▶ **Task directions**: Output every entry exactly as written, skipping any pictures.

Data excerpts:
= = =
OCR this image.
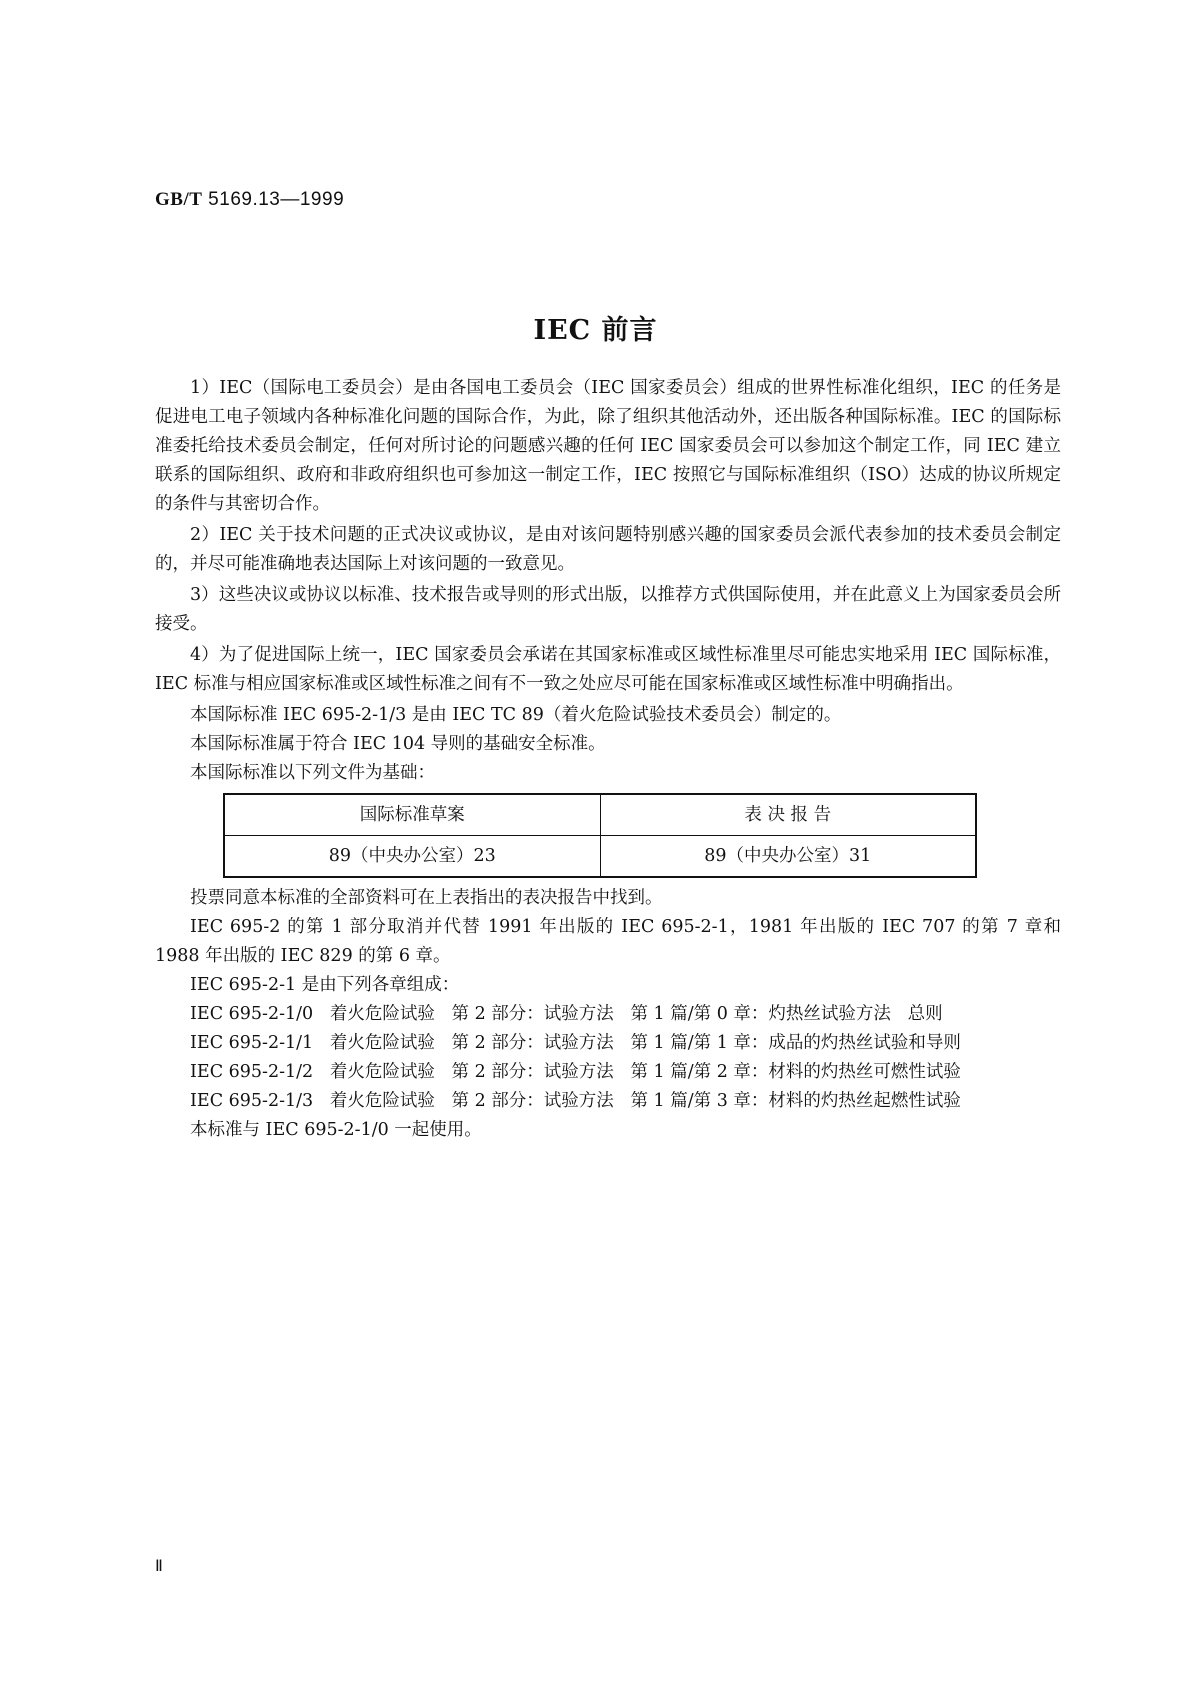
GB/T 5169.13—1999
IEC 前言

1）IEC（国际电工委员会）是由各国电工委员会（IEC 国家委员会）组成的世界性标准化组织，IEC 的任务是促进电工电子领域内各种标准化问题的国际合作，为此，除了组织其他活动外，还出版各种国际标准。IEC 的国际标准委托给技术委员会制定，任何对所讨论的问题感兴趣的任何 IEC 国家委员会可以参加这个制定工作，同 IEC 建立联系的国际组织、政府和非政府组织也可参加这一制定工作，IEC 按照它与国际标准组织（ISO）达成的协议所规定的条件与其密切合作。

2）IEC 关于技术问题的正式决议或协议，是由对该问题特别感兴趣的国家委员会派代表参加的技术委员会制定的，并尽可能准确地表达国际上对该问题的一致意见。

3）这些决议或协议以标准、技术报告或导则的形式出版，以推荐方式供国际使用，并在此意义上为国家委员会所接受。

4）为了促进国际上统一，IEC 国家委员会承诺在其国家标准或区域性标准里尽可能忠实地采用 IEC 国际标准，IEC 标准与相应国家标准或区域性标准之间有不一致之处应尽可能在国家标准或区域性标准中明确指出。

本国际标准 IEC 695-2-1/3 是由 IEC TC 89（着火危险试验技术委员会）制定的。

本国际标准属于符合 IEC 104 导则的基础安全标准。

本国际标准以下列文件为基础：

国际标准草案	表 决 报 告
89（中央办公室）23	89（中央办公室）31

投票同意本标准的全部资料可在上表指出的表决报告中找到。

IEC 695-2 的第 1 部分取消并代替 1991 年出版的 IEC 695-2-1，1981 年出版的 IEC 707 的第 7 章和 1988 年出版的 IEC 829 的第 6 章。

IEC 695-2-1 是由下列各章组成：

IEC 695-2-1/0   着火危险试验   第 2 部分：试验方法   第 1 篇/第 0 章：灼热丝试验方法   总则
IEC 695-2-1/1   着火危险试验   第 2 部分：试验方法   第 1 篇/第 1 章：成品的灼热丝试验和导则
IEC 695-2-1/2   着火危险试验   第 2 部分：试验方法   第 1 篇/第 2 章：材料的灼热丝可燃性试验
IEC 695-2-1/3   着火危险试验   第 2 部分：试验方法   第 1 篇/第 3 章：材料的灼热丝起燃性试验

本标准与 IEC 695-2-1/0 一起使用。

Ⅱ
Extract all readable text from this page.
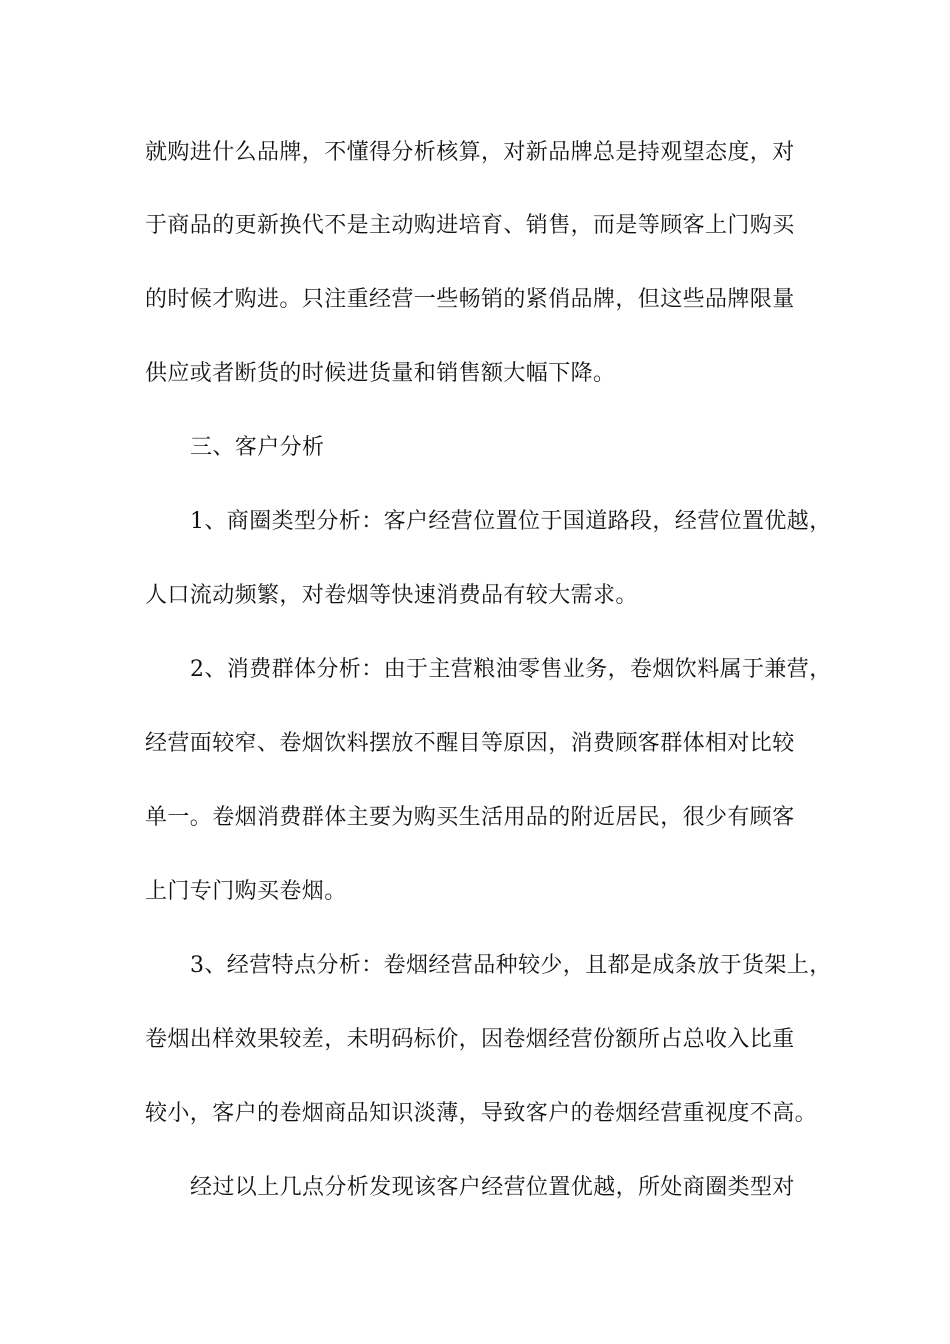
就购进什么品牌，不懂得分析核算，对新品牌总是持观望态度，对
于商品的更新换代不是主动购进培育、销售，而是等顾客上门购买
的时候才购进。只注重经营一些畅销的紧俏品牌，但这些品牌限量
供应或者断货的时候进货量和销售额大幅下降。
三、客户分析
1、商圈类型分析：客户经营位置位于国道路段，经营位置优越，
人口流动频繁，对卷烟等快速消费品有较大需求。
2、消费群体分析：由于主营粮油零售业务，卷烟饮料属于兼营，
经营面较窄、卷烟饮料摆放不醒目等原因，消费顾客群体相对比较
单一。卷烟消费群体主要为购买生活用品的附近居民，很少有顾客
上门专门购买卷烟。
3、经营特点分析：卷烟经营品种较少，且都是成条放于货架上，
卷烟出样效果较差，未明码标价，因卷烟经营份额所占总收入比重
较小，客户的卷烟商品知识淡薄，导致客户的卷烟经营重视度不高。
经过以上几点分析发现该客户经营位置优越，所处商圈类型对
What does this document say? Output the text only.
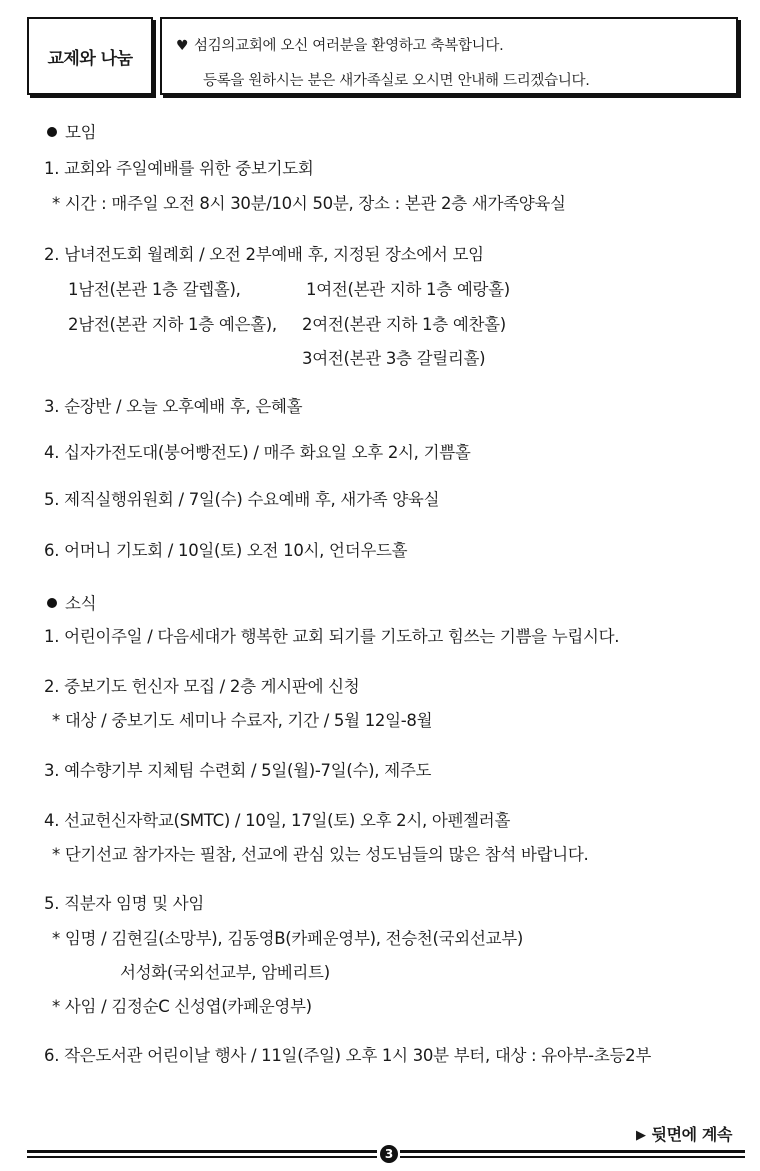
교제와 나눔
♥ 섬김의교회에 오신 여러분을 환영하고 축복합니다.
등록을 원하시는 분은 새가족실로 오시면 안내해 드리겠습니다.
모임
1. 교회와 주일예배를 위한 중보기도회
* 시간 : 매주일 오전 8시 30분/10시 50분, 장소 : 본관 2층 새가족양육실
2. 남녀전도회 월례회 / 오전 2부예배 후, 지정된 장소에서 모임
1남전(본관 1층 갈렙홀),	1여전(본관 지하 1층 예랑홀)
2남전(본관 지하 1층 예은홀), 2여전(본관 지하 1층 예찬홀)
3여전(본관 3층 갈릴리홀)
3. 순장반 / 오늘 오후예배 후, 은혜홀
4. 십자가전도대(붕어빵전도) / 매주 화요일 오후 2시, 기쁨홀
5. 제직실행위원회 / 7일(수) 수요예배 후, 새가족 양육실
6. 어머니 기도회 / 10일(토) 오전 10시, 언더우드홀
소식
1. 어린이주일 / 다음세대가 행복한 교회 되기를 기도하고 힘쓰는 기쁨을 누립시다.
2. 중보기도 헌신자 모집 / 2층 게시판에 신청
* 대상 / 중보기도 세미나 수료자, 기간 / 5월 12일-8월
3. 예수향기부 지체팀 수련회 / 5일(월)-7일(수), 제주도
4. 선교헌신자학교(SMTC) / 10일, 17일(토) 오후 2시, 아펜젤러홀
* 단기선교 참가자는 필참, 선교에 관심 있는 성도님들의 많은 참석 바랍니다.
5. 직분자 임명 및 사임
* 임명 / 김현길(소망부), 김동영B(카페운영부), 전승천(국외선교부)
서성화(국외선교부, 암베리트)
* 사임 / 김정순C 신성엽(카페운영부)
6. 작은도서관 어린이날 행사 / 11일(주일) 오후 1시 30분 부터, 대상 : 유아부-초등2부
▶ 뒷면에 계속
3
= = =
▶ **Result of the task**:
OCR this image.
GB/T 5169.13—1999
IEC 前言

1）IEC（国际电工委员会）是由各国电工委员会（IEC 国家委员会）组成的世界性标准化组织，IEC 的任务是促进电工电子领域内各种标准化问题的国际合作，为此，除了组织其他活动外，还出版各种国际标准。IEC 的国际标准委托给技术委员会制定，任何对所讨论的问题感兴趣的任何 IEC 国家委员会可以参加这个制定工作，同 IEC 建立联系的国际组织、政府和非政府组织也可参加这一制定工作，IEC 按照它与国际标准组织（ISO）达成的协议所规定的条件与其密切合作。

2）IEC 关于技术问题的正式决议或协议，是由对该问题特别感兴趣的国家委员会派代表参加的技术委员会制定的，并尽可能准确地表达国际上对该问题的一致意见。

3）这些决议或协议以标准、技术报告或导则的形式出版，以推荐方式供国际使用，并在此意义上为国家委员会所接受。

4）为了促进国际上统一，IEC 国家委员会承诺在其国家标准或区域性标准里尽可能忠实地采用 IEC 国际标准，IEC 标准与相应国家标准或区域性标准之间有不一致之处应尽可能在国家标准或区域性标准中明确指出。

本国际标准 IEC 695-2-1/3 是由 IEC TC 89（着火危险试验技术委员会）制定的。

本国际标准属于符合 IEC 104 导则的基础安全标准。

本国际标准以下列文件为基础：

国际标准草案	表 决 报 告
89（中央办公室）23	89（中央办公室）31

投票同意本标准的全部资料可在上表指出的表决报告中找到。

IEC 695-2 的第 1 部分取消并代替 1991 年出版的 IEC 695-2-1，1981 年出版的 IEC 707 的第 7 章和 1988 年出版的 IEC 829 的第 6 章。

IEC 695-2-1 是由下列各章组成：

IEC 695-2-1/0   着火危险试验   第 2 部分：试验方法   第 1 篇/第 0 章：灼热丝试验方法   总则
IEC 695-2-1/1   着火危险试验   第 2 部分：试验方法   第 1 篇/第 1 章：成品的灼热丝试验和导则
IEC 695-2-1/2   着火危险试验   第 2 部分：试验方法   第 1 篇/第 2 章：材料的灼热丝可燃性试验
IEC 695-2-1/3   着火危险试验   第 2 部分：试验方法   第 1 篇/第 3 章：材料的灼热丝起燃性试验

本标准与 IEC 695-2-1/0 一起使用。

Ⅱ
Extract all readable text from this page.
就购进什么品牌，不懂得分析核算，对新品牌总是持观望态度，对
于商品的更新换代不是主动购进培育、销售，而是等顾客上门购买
的时候才购进。只注重经营一些畅销的紧俏品牌，但这些品牌限量
供应或者断货的时候进货量和销售额大幅下降。
三、客户分析
1、商圈类型分析：客户经营位置位于国道路段，经营位置优越，
人口流动频繁，对卷烟等快速消费品有较大需求。
2、消费群体分析：由于主营粮油零售业务，卷烟饮料属于兼营，
经营面较窄、卷烟饮料摆放不醒目等原因，消费顾客群体相对比较
单一。卷烟消费群体主要为购买生活用品的附近居民，很少有顾客
上门专门购买卷烟。
3、经营特点分析：卷烟经营品种较少，且都是成条放于货架上，
卷烟出样效果较差，未明码标价，因卷烟经营份额所占总收入比重
较小，客户的卷烟商品知识淡薄，导致客户的卷烟经营重视度不高。
经过以上几点分析发现该客户经营位置优越，所处商圈类型对
What does this document say? Output the text only.
교제와 나눔
♥ 섬김의교회에 오신 여러분을 환영하고 축복합니다.
등록을 원하시는 분은 새가족실로 오시면 안내해 드리겠습니다.
모임
1. 교회와 주일예배를 위한 중보기도회
* 시간 : 매주일 오전 8시 30분/10시 50분, 장소 : 본관 2층 새가족양육실
2. 남녀전도회 월례회 / 오전 2부예배 후, 지정된 장소에서 모임
1남전(본관 1층 갈렙홀),	1여전(본관 지하 1층 예랑홀)
2남전(본관 지하 1층 예은홀), 2여전(본관 지하 1층 예찬홀)
3여전(본관 3층 갈릴리홀)
3. 순장반 / 오늘 오후예배 후, 은혜홀
4. 십자가전도대(붕어빵전도) / 매주 화요일 오후 2시, 기쁨홀
5. 제직실행위원회 / 7일(수) 수요예배 후, 새가족 양육실
6. 어머니 기도회 / 10일(토) 오전 10시, 언더우드홀
소식
1. 어린이주일 / 다음세대가 행복한 교회 되기를 기도하고 힘쓰는 기쁨을 누립시다.
2. 중보기도 헌신자 모집 / 2층 게시판에 신청
* 대상 / 중보기도 세미나 수료자, 기간 / 5월 12일-8월
3. 예수향기부 지체팀 수련회 / 5일(월)-7일(수), 제주도
4. 선교헌신자학교(SMTC) / 10일, 17일(토) 오후 2시, 아펜젤러홀
* 단기선교 참가자는 필참, 선교에 관심 있는 성도님들의 많은 참석 바랍니다.
5. 직분자 임명 및 사임
* 임명 / 김현길(소망부), 김동영B(카페운영부), 전승천(국외선교부)
서성화(국외선교부, 암베리트)
* 사임 / 김정순C 신성엽(카페운영부)
6. 작은도서관 어린이날 행사 / 11일(주일) 오후 1시 30분 부터, 대상 : 유아부-초등2부
▶ 뒷면에 계속
3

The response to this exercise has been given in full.